» **PROBLEM**: Please tally how many lines in the entries below include the word "time", giving only the number.

» **THE DATA**:
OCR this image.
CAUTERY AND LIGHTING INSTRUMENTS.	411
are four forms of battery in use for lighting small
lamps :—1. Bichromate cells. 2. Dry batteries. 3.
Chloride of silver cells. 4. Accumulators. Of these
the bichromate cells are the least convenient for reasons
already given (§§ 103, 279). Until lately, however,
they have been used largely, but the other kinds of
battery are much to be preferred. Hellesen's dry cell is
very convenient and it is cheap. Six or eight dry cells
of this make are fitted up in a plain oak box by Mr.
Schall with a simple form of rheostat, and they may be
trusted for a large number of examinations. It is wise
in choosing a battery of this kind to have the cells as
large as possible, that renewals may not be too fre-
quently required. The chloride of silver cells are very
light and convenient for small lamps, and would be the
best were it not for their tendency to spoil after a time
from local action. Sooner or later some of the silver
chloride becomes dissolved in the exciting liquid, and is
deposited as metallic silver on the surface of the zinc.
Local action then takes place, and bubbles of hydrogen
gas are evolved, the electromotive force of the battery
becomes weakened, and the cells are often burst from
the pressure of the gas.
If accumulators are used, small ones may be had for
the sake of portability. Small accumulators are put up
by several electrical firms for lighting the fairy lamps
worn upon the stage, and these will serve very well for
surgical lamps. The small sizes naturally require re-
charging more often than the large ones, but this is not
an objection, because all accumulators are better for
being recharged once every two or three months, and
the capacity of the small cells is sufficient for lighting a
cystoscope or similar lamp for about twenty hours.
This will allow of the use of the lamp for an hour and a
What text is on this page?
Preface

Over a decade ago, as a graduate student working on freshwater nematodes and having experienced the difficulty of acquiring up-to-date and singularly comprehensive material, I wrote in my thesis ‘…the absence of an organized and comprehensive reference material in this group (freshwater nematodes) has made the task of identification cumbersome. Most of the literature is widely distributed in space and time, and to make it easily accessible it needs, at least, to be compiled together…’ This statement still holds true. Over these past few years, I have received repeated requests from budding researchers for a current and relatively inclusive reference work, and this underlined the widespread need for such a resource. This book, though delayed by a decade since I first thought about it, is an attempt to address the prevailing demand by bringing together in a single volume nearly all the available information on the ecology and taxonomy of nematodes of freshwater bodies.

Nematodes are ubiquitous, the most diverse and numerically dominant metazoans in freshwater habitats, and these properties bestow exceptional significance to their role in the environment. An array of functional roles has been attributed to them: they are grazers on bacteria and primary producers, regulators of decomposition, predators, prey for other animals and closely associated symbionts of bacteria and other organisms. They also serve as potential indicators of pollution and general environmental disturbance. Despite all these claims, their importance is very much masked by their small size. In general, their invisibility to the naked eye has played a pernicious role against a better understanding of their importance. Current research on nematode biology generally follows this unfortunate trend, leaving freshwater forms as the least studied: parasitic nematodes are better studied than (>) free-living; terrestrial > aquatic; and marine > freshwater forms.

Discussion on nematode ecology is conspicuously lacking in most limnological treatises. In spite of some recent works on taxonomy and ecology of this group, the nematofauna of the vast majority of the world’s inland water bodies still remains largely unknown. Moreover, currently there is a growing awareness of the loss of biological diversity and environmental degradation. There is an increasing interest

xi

» **EXERCISE OUTPUT**: 2